[Data entries for graphics]
## START
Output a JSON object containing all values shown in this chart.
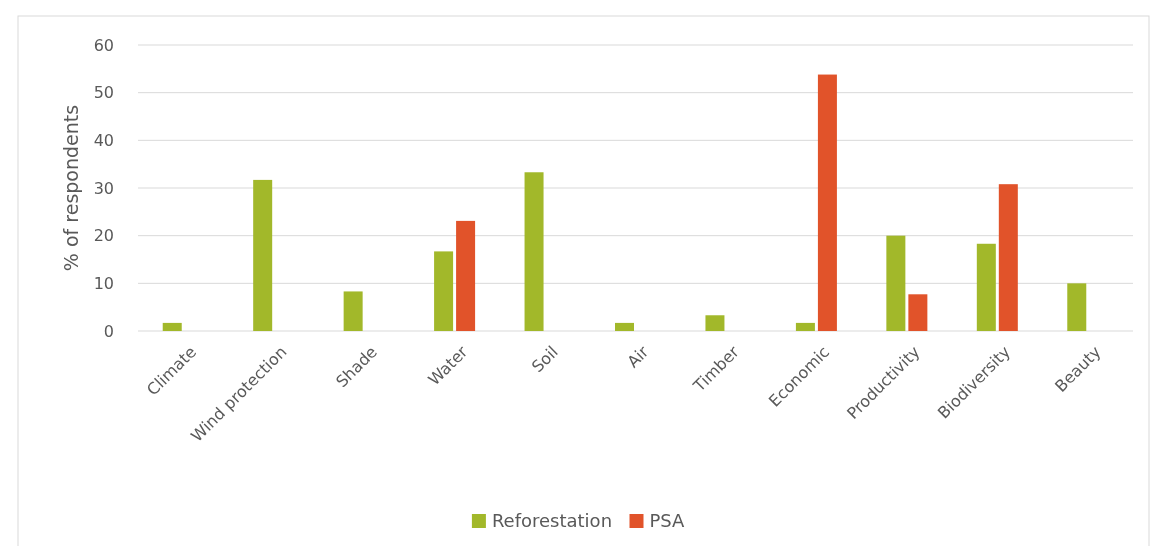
{
  "chart_data": {
    "type": "bar",
    "ylabel": "% of respondents",
    "categories": [
      "Climate",
      "Wind protection",
      "Shade",
      "Water",
      "Soil",
      "Air",
      "Timber",
      "Economic",
      "Productivity",
      "Biodiversity",
      "Beauty"
    ],
    "series": [
      {
        "name": "Reforestation",
        "color": "#a2b82a",
        "values": [
          1.7,
          31.7,
          8.3,
          16.7,
          33.3,
          1.7,
          3.3,
          1.7,
          20,
          18.3,
          10
        ]
      },
      {
        "name": "PSA",
        "color": "#e1532a",
        "values": [
          null,
          null,
          null,
          23.1,
          null,
          null,
          null,
          53.8,
          7.7,
          30.8,
          null
        ]
      }
    ],
    "ylim": [
      0,
      60
    ],
    "yticks": [
      0,
      10,
      20,
      30,
      40,
      50,
      60
    ],
    "grid": "y",
    "legend": "bottom"
  }
}
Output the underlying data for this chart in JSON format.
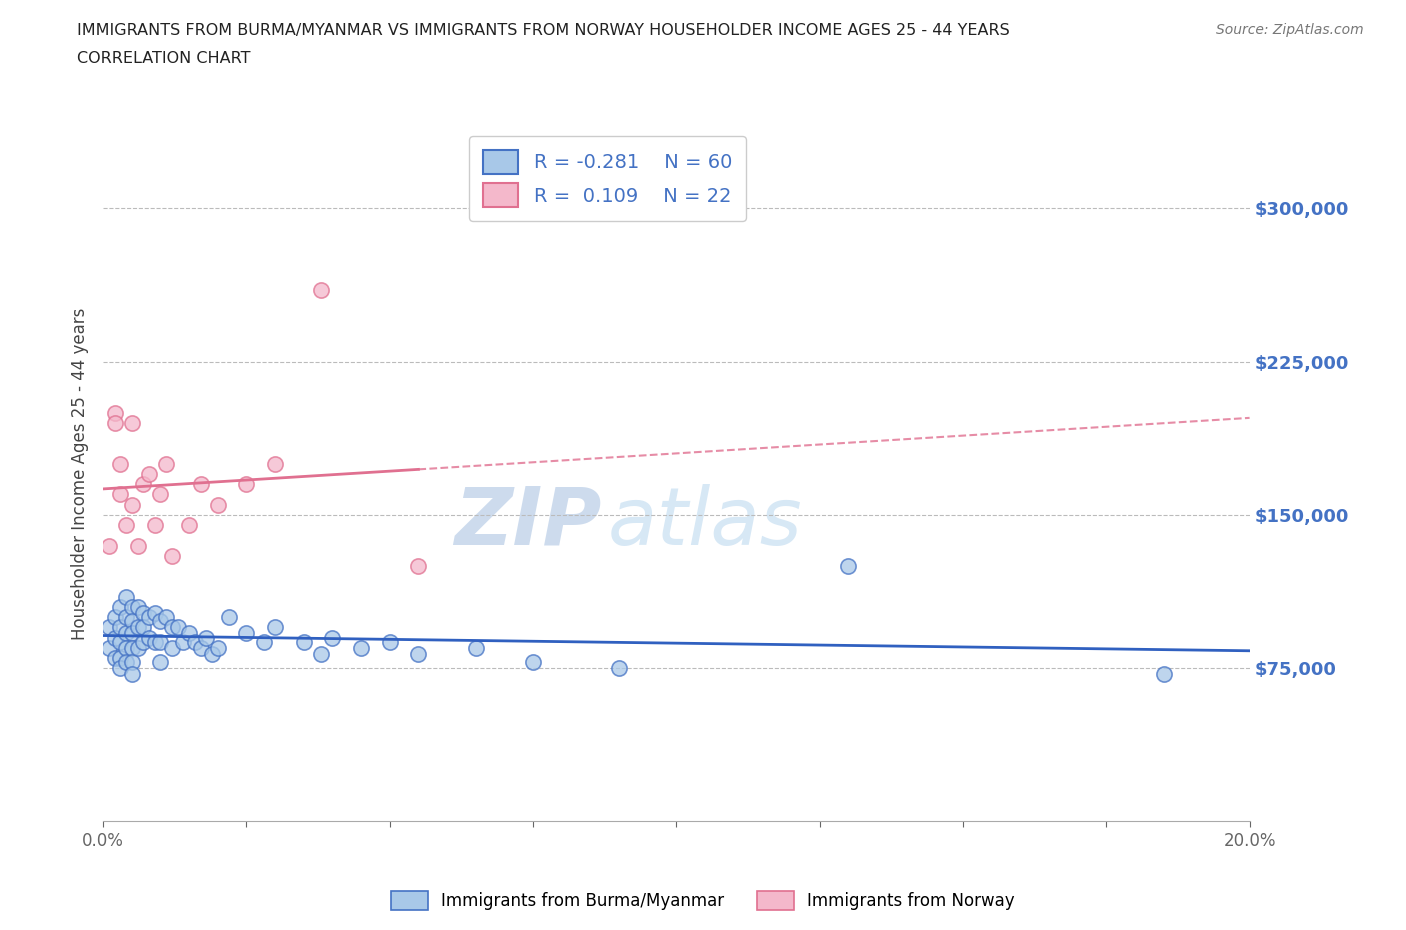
{
  "title_line1": "IMMIGRANTS FROM BURMA/MYANMAR VS IMMIGRANTS FROM NORWAY HOUSEHOLDER INCOME AGES 25 - 44 YEARS",
  "title_line2": "CORRELATION CHART",
  "source_text": "Source: ZipAtlas.com",
  "ylabel": "Householder Income Ages 25 - 44 years",
  "xlim": [
    0.0,
    0.2
  ],
  "ylim": [
    0,
    340000
  ],
  "yticks": [
    75000,
    150000,
    225000,
    300000
  ],
  "ytick_labels": [
    "$75,000",
    "$150,000",
    "$225,000",
    "$300,000"
  ],
  "xticks": [
    0.0,
    0.025,
    0.05,
    0.075,
    0.1,
    0.125,
    0.15,
    0.175,
    0.2
  ],
  "xtick_labels": [
    "0.0%",
    "",
    "",
    "",
    "",
    "",
    "",
    "",
    "20.0%"
  ],
  "watermark_zip": "ZIP",
  "watermark_atlas": "atlas",
  "legend_r1": "R = -0.281",
  "legend_n1": "N = 60",
  "legend_r2": "R =  0.109",
  "legend_n2": "N = 22",
  "color_burma_face": "#A8C8E8",
  "color_norway_face": "#F4B8CB",
  "color_burma_edge": "#4472C4",
  "color_norway_edge": "#E07090",
  "line_color_burma": "#3060C0",
  "line_color_norway": "#E07090",
  "background_color": "#FFFFFF",
  "scatter_burma_x": [
    0.001,
    0.001,
    0.002,
    0.002,
    0.002,
    0.003,
    0.003,
    0.003,
    0.003,
    0.003,
    0.004,
    0.004,
    0.004,
    0.004,
    0.004,
    0.005,
    0.005,
    0.005,
    0.005,
    0.005,
    0.005,
    0.006,
    0.006,
    0.006,
    0.007,
    0.007,
    0.007,
    0.008,
    0.008,
    0.009,
    0.009,
    0.01,
    0.01,
    0.01,
    0.011,
    0.012,
    0.012,
    0.013,
    0.014,
    0.015,
    0.016,
    0.017,
    0.018,
    0.019,
    0.02,
    0.022,
    0.025,
    0.028,
    0.03,
    0.035,
    0.038,
    0.04,
    0.045,
    0.05,
    0.055,
    0.065,
    0.075,
    0.09,
    0.13,
    0.185
  ],
  "scatter_burma_y": [
    95000,
    85000,
    100000,
    90000,
    80000,
    105000,
    95000,
    88000,
    80000,
    75000,
    110000,
    100000,
    92000,
    85000,
    78000,
    105000,
    98000,
    92000,
    85000,
    78000,
    72000,
    105000,
    95000,
    85000,
    102000,
    95000,
    88000,
    100000,
    90000,
    102000,
    88000,
    98000,
    88000,
    78000,
    100000,
    95000,
    85000,
    95000,
    88000,
    92000,
    88000,
    85000,
    90000,
    82000,
    85000,
    100000,
    92000,
    88000,
    95000,
    88000,
    82000,
    90000,
    85000,
    88000,
    82000,
    85000,
    78000,
    75000,
    125000,
    72000
  ],
  "scatter_norway_x": [
    0.001,
    0.002,
    0.002,
    0.003,
    0.003,
    0.004,
    0.005,
    0.005,
    0.006,
    0.007,
    0.008,
    0.009,
    0.01,
    0.011,
    0.012,
    0.015,
    0.017,
    0.02,
    0.025,
    0.03,
    0.038,
    0.055
  ],
  "scatter_norway_y": [
    135000,
    200000,
    195000,
    175000,
    160000,
    145000,
    195000,
    155000,
    135000,
    165000,
    170000,
    145000,
    160000,
    175000,
    130000,
    145000,
    165000,
    155000,
    165000,
    175000,
    260000,
    125000
  ]
}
## END
» Problem description
Copy everything in the records above except the pictures, exactly as written.

» Exercise response
Output a JSON object containing all values shown in this chart.
{
  "chart_data": {
    "type": "bar",
    "ylabel": "% of respondents",
    "categories": [
      "Climate",
      "Wind protection",
      "Shade",
      "Water",
      "Soil",
      "Air",
      "Timber",
      "Economic",
      "Productivity",
      "Biodiversity",
      "Beauty"
    ],
    "series": [
      {
        "name": "Reforestation",
        "color": "#a2b82a",
        "values": [
          1.7,
          31.7,
          8.3,
          16.7,
          33.3,
          1.7,
          3.3,
          1.7,
          20,
          18.3,
          10
        ]
      },
      {
        "name": "PSA",
        "color": "#e1532a",
        "values": [
          null,
          null,
          null,
          23.1,
          null,
          null,
          null,
          53.8,
          7.7,
          30.8,
          null
        ]
      }
    ],
    "ylim": [
      0,
      60
    ],
    "yticks": [
      0,
      10,
      20,
      30,
      40,
      50,
      60
    ],
    "grid": "y",
    "legend": "bottom"
  }
}
Output the underlying data for this chart in JSON format.
{
  "title_line1": "IMMIGRANTS FROM BURMA/MYANMAR VS IMMIGRANTS FROM NORWAY HOUSEHOLDER INCOME AGES 25 - 44 YEARS",
  "title_line2": "CORRELATION CHART",
  "source_text": "Source: ZipAtlas.com",
  "ylabel": "Householder Income Ages 25 - 44 years",
  "xlim": [
    0.0,
    0.2
  ],
  "ylim": [
    0,
    340000
  ],
  "yticks": [
    75000,
    150000,
    225000,
    300000
  ],
  "ytick_labels": [
    "$75,000",
    "$150,000",
    "$225,000",
    "$300,000"
  ],
  "xticks": [
    0.0,
    0.025,
    0.05,
    0.075,
    0.1,
    0.125,
    0.15,
    0.175,
    0.2
  ],
  "xtick_labels": [
    "0.0%",
    "",
    "",
    "",
    "",
    "",
    "",
    "",
    "20.0%"
  ],
  "watermark_zip": "ZIP",
  "watermark_atlas": "atlas",
  "legend_r1": "R = -0.281",
  "legend_n1": "N = 60",
  "legend_r2": "R =  0.109",
  "legend_n2": "N = 22",
  "color_burma_face": "#A8C8E8",
  "color_norway_face": "#F4B8CB",
  "color_burma_edge": "#4472C4",
  "color_norway_edge": "#E07090",
  "line_color_burma": "#3060C0",
  "line_color_norway": "#E07090",
  "background_color": "#FFFFFF",
  "scatter_burma_x": [
    0.001,
    0.001,
    0.002,
    0.002,
    0.002,
    0.003,
    0.003,
    0.003,
    0.003,
    0.003,
    0.004,
    0.004,
    0.004,
    0.004,
    0.004,
    0.005,
    0.005,
    0.005,
    0.005,
    0.005,
    0.005,
    0.006,
    0.006,
    0.006,
    0.007,
    0.007,
    0.007,
    0.008,
    0.008,
    0.009,
    0.009,
    0.01,
    0.01,
    0.01,
    0.011,
    0.012,
    0.012,
    0.013,
    0.014,
    0.015,
    0.016,
    0.017,
    0.018,
    0.019,
    0.02,
    0.022,
    0.025,
    0.028,
    0.03,
    0.035,
    0.038,
    0.04,
    0.045,
    0.05,
    0.055,
    0.065,
    0.075,
    0.09,
    0.13,
    0.185
  ],
  "scatter_burma_y": [
    95000,
    85000,
    100000,
    90000,
    80000,
    105000,
    95000,
    88000,
    80000,
    75000,
    110000,
    100000,
    92000,
    85000,
    78000,
    105000,
    98000,
    92000,
    85000,
    78000,
    72000,
    105000,
    95000,
    85000,
    102000,
    95000,
    88000,
    100000,
    90000,
    102000,
    88000,
    98000,
    88000,
    78000,
    100000,
    95000,
    85000,
    95000,
    88000,
    92000,
    88000,
    85000,
    90000,
    82000,
    85000,
    100000,
    92000,
    88000,
    95000,
    88000,
    82000,
    90000,
    85000,
    88000,
    82000,
    85000,
    78000,
    75000,
    125000,
    72000
  ],
  "scatter_norway_x": [
    0.001,
    0.002,
    0.002,
    0.003,
    0.003,
    0.004,
    0.005,
    0.005,
    0.006,
    0.007,
    0.008,
    0.009,
    0.01,
    0.011,
    0.012,
    0.015,
    0.017,
    0.02,
    0.025,
    0.03,
    0.038,
    0.055
  ],
  "scatter_norway_y": [
    135000,
    200000,
    195000,
    175000,
    160000,
    145000,
    195000,
    155000,
    135000,
    165000,
    170000,
    145000,
    160000,
    175000,
    130000,
    145000,
    165000,
    155000,
    165000,
    175000,
    260000,
    125000
  ]
}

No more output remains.